◆ Page text ◆
=====
I disagree. My guess is that Trump’s most salient characteristic as president would be incompetence, whereas Cruz would be actively and calculatingly malicious. The biggest risk with Trump might be his personal insecurities, but Cruz is just a relentless uncompromising extremist. Trump is a greedy self-serving SOB who wouldn’t know how to govern, Cruz is the personification of evil.
I sure hope you’re right, but only a brokered convention will be able to accomplish that, which is far from guaranteed.
Spot-on, except Kasich finished basically tied with Cruz in Michigan, so a strong third, not second, and Rubio fading even faster than expected.
Actual count as of 3/16, with about 65 delegates still waiting to be awarded (mostly all to Trump):
Trump 646
Cruz 397
Rubio 169
Kasich 142
Rubio has already dropped out as predicted. Kasich will be largely irrelevant going forward, and I suspect he will suspend after Wisconsin on 4/5. Especially after the Missouri result, he will be under pressure to get out.
=====
◆ Given information ◆
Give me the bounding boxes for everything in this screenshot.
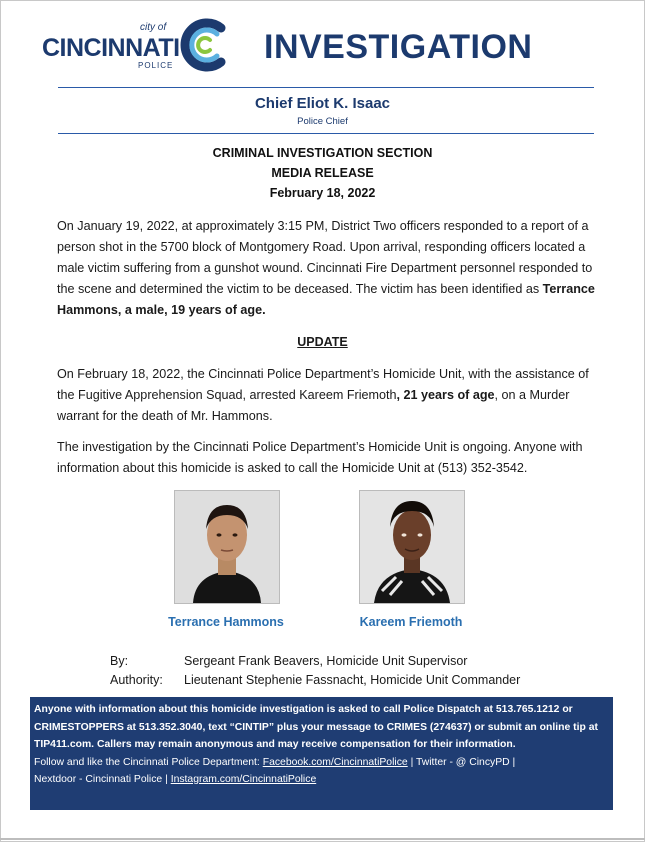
top-divider — [58, 87, 594, 88]
suspect-age: , 21 years of age — [396, 388, 495, 402]
paragraph-ongoing: The investigation by the Cincinnati Police Department’s Homicide Unit is ongoing. Anyone with information about this homicide is asked to call the Homicide Unit at (513) 352-3542. — [57, 440, 583, 475]
logo-wordmark: CINCINNATI — [42, 34, 180, 62]
release-type: MEDIA RELEASE — [271, 166, 374, 180]
page-bottom-line — [0, 838, 645, 840]
photo-caption-terrance-hammons: Terrance Hammons — [168, 615, 284, 629]
nextdoor-text: Nextdoor - Cincinnati Police | — [34, 774, 171, 785]
credit-by-label: By: — [110, 654, 129, 668]
photo-kareem-friemoth — [359, 490, 465, 604]
arrest-text-a: On February 18, 2022, the Cincinnati Police Department’s Homicide Unit, with the assistance of the Fugitive Apprehension Squad, arrested Kareem Friemoth — [57, 367, 589, 402]
paragraph-incident — [57, 216, 597, 321]
social-follow-line — [34, 754, 607, 772]
chief-name: Chief Eliot K. Isaac — [254, 95, 391, 112]
social-follow-line-2 — [34, 771, 607, 789]
tip-info-text: Anyone with information about this homicide investigation is asked to call Police Dispatch at 513.765.1212 or CRIMESTOPPERS at 513.352.3040, text “CINTIP” plus your message to CRIMES (274637) or submit an online tip at TIP411.com. Callers may remain anonymous and may receive compensation for their information. — [34, 704, 598, 750]
logo-police: POLICE — [138, 61, 174, 70]
chief-title: Police Chief — [297, 116, 348, 127]
logo-city-of: city of — [140, 22, 167, 33]
page-title: INVESTIGATION — [264, 28, 533, 66]
instagram-link[interactable]: Instagram.com/CincinnatiPolice — [170, 774, 317, 785]
paragraph-arrest — [57, 364, 597, 427]
twitter-text: | Twitter - @ CincyPD | — [407, 756, 516, 768]
logo-c-swoosh-icon — [177, 18, 229, 72]
cincinnati-police-logo — [42, 16, 232, 76]
arrest-text-b: , on a Murder warrant for the death of Mr. Hammons. — [57, 388, 570, 423]
credit-authority-row — [110, 671, 520, 690]
facebook-link[interactable]: Facebook.com/CincinnatiPolice — [262, 756, 408, 768]
follow-prefix: Follow and like the Cincinnati Police Department: — [34, 756, 263, 768]
release-date: February 18, 2022 — [269, 186, 376, 200]
bottom-divider — [58, 133, 594, 134]
credit-authority-label: Authority: — [110, 673, 163, 687]
credit-by-value: Sergeant Frank Beavers, Homicide Unit Supervisor — [184, 654, 468, 668]
credits-block — [110, 652, 520, 690]
victim-identity: Terrance Hammons, a male, 19 years of age. — [57, 282, 595, 317]
credit-by-row — [110, 652, 520, 671]
person-photo-icon — [360, 491, 464, 603]
section-heading: CRIMINAL INVESTIGATION SECTION — [212, 146, 433, 160]
person-photo-icon — [175, 491, 279, 603]
update-heading: UPDATE — [297, 335, 348, 349]
credit-authority-value: Lieutenant Stephenie Fassnacht, Homicide Unit Commander — [184, 673, 521, 687]
tip-info-footer — [30, 697, 613, 810]
incident-text: On January 19, 2022, at approximately 3:15 PM, District Two officers responded to a report of a person shot in the 5700 block of Montgomery Road. Upon arrival, responding officers located a male victim suffering from a gunshot wound. Cincinnati Fire Department personnel responded to the scene and determined the victim to be deceased. The victim has been identified as — [57, 219, 593, 296]
photo-caption-kareem-friemoth: Kareem Friemoth — [359, 615, 463, 629]
photo-terrance-hammons — [174, 490, 280, 604]
header — [42, 16, 602, 76]
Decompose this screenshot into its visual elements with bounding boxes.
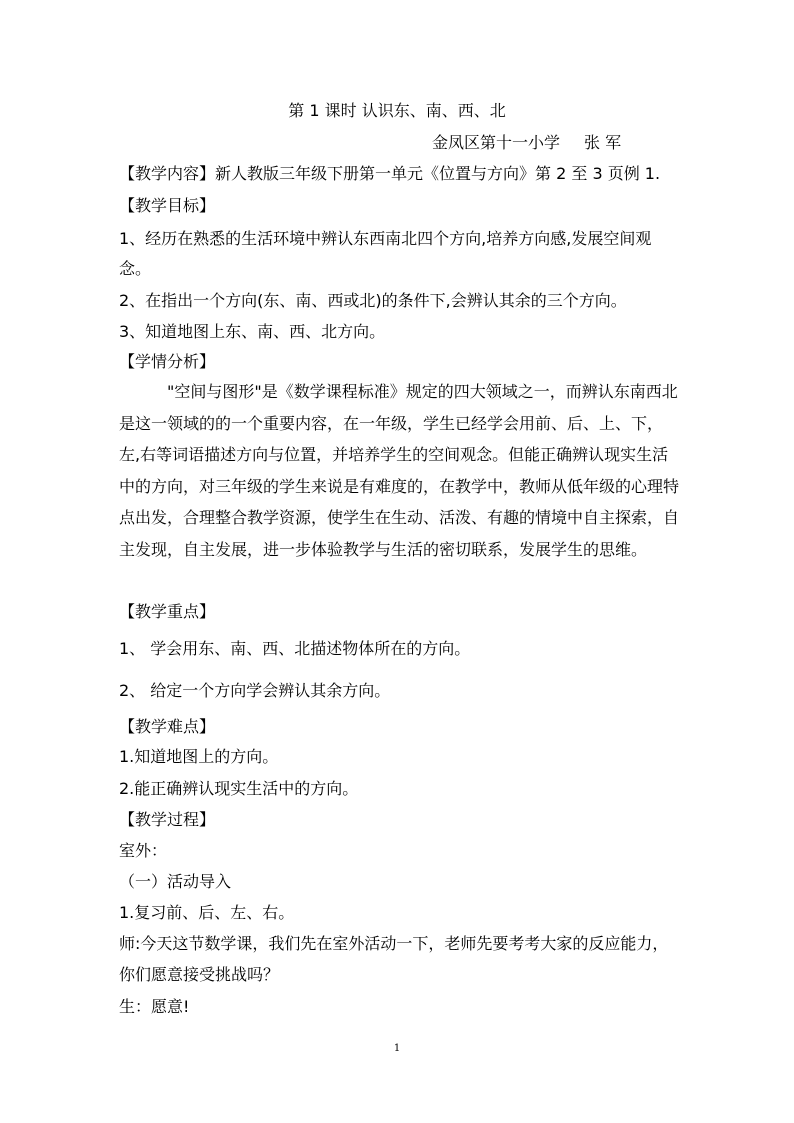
difficulty-1: 1.知道地图上的方向。	[119, 747, 279, 766]
lesson-title: 第 1 课时 认识东、南、西、北	[288, 101, 506, 120]
teaching-content: 【教学内容】新人教版三年级下册第一单元《位置与方向》第 2 至 3 页例 1.	[119, 164, 661, 183]
objective-3: 3、知道地图上东、南、西、北方向。	[119, 322, 386, 341]
difficulty-2: 2.能正确辨认现实生活中的方向。	[119, 779, 359, 798]
key-points-heading: 【教学重点】	[119, 602, 216, 621]
key-point-2: 2、 给定一个方向学会辨认其余方向。	[119, 681, 391, 700]
student-reply: 生：愿意!	[119, 997, 190, 1016]
author-line	[432, 132, 621, 154]
activity-intro: （一）活动导入	[119, 872, 232, 891]
key-point-1: 1、 学会用东、南、西、北描述物体所在的方向。	[119, 639, 471, 658]
process-heading: 【教学过程】	[119, 810, 216, 829]
objective-2: 2、在指出一个方向(东、南、西或北)的条件下,会辨认其余的三个方向。	[119, 291, 627, 310]
school-name: 金凤区第十一小学	[432, 133, 561, 152]
objective-1-line-1: 1、经历在熟悉的生活环境中辨认东西南北四个方向,培养方向感,发展空间观	[119, 229, 652, 248]
review-item: 1.复习前、后、左、右。	[119, 903, 295, 922]
analysis-heading: 【学情分析】	[119, 352, 216, 371]
difficulties-heading: 【教学难点】	[119, 717, 216, 736]
teacher-line-1: 师:今天这节数学课，我们先在室外活动一下，老师先要考考大家的反应能力，	[119, 934, 669, 953]
objective-1-line-2: 念。	[119, 259, 152, 278]
page-number: 1	[393, 1043, 401, 1054]
teacher-line-2: 你们愿意接受挑战吗？	[119, 965, 280, 984]
outdoor-label: 室外：	[119, 841, 168, 860]
teacher-name: 张 军	[584, 133, 622, 152]
analysis-paragraph: "空间与图形"是《数学课程标准》规定的四大领域之一，而辨认东南西北是这一领域的的一个重要内容，在一年级，学生已经学会用前、后、上、下，左,右等词语描述方向与位置，并培养学生的空间观念。但能正确辨认现实生活中的方向，对三年级的学生来说是有难度的，在教学中，教师从低年级的心理特点出发，合理整合教学资源，使学生在生动、活泼、有趣的情境中自主探索，自主发现，自主发展，进一步体验教学与生活的密切联系，发展学生的思维。	[119, 382, 680, 559]
objectives-heading: 【教学目标】	[119, 196, 216, 215]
=====
◆ Given task A ◆
Return the passage of the primary comments from "I sure hope" to "faster than expected.", copied word for word.
◆ Given task B ◆
In the primary comments, how many delegates does the count as of 3/16 give Kasich?

◆ Problem solution A ◆
I sure hope you’re right, but only a brokered convention will be able to accomplish that, which is far from guaranteed.
Spot-on, except Kasich finished basically tied with Cruz in Michigan, so a strong third, not second, and Rubio fading even faster than expected.

◆ Problem solution B ◆
142